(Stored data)
········

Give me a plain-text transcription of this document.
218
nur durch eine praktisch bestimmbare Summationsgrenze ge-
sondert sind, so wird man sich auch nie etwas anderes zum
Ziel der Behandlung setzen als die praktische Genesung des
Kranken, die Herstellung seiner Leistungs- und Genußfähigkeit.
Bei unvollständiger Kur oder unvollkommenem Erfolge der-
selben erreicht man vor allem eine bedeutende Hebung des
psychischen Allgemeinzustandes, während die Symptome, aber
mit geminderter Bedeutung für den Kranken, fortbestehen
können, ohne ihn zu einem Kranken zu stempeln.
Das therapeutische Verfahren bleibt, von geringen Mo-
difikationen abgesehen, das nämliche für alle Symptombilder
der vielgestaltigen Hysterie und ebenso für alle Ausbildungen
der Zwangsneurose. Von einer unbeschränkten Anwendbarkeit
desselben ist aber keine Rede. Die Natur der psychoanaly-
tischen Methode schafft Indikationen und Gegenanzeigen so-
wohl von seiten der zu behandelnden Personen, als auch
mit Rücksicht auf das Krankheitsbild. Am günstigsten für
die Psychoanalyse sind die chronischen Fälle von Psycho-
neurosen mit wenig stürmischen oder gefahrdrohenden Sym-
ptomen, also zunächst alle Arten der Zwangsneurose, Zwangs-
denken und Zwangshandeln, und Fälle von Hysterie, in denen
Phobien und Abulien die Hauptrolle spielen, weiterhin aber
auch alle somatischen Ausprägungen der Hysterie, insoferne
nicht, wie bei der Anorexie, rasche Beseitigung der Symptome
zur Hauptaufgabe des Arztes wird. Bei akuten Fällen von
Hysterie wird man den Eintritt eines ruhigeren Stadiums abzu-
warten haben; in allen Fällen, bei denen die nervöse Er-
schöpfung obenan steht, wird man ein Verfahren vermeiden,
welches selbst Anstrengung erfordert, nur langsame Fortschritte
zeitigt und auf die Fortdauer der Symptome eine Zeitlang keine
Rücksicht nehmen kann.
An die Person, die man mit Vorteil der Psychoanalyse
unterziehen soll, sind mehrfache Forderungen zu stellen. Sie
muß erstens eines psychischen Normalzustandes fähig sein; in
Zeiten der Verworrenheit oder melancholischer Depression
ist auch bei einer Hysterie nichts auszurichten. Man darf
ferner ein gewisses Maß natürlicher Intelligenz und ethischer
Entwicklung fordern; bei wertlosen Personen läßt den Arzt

········

→ Goal of the exercise: Some lines in the data above hold the string "oder". Find and copy each of them.

→ Solution to the problem:
Bei unvollständiger Kur oder unvollkommenem Erfolge der-
neurosen mit wenig stürmischen oder gefahrdrohenden Sym-
Zeiten der Verworrenheit oder melancholischer Depression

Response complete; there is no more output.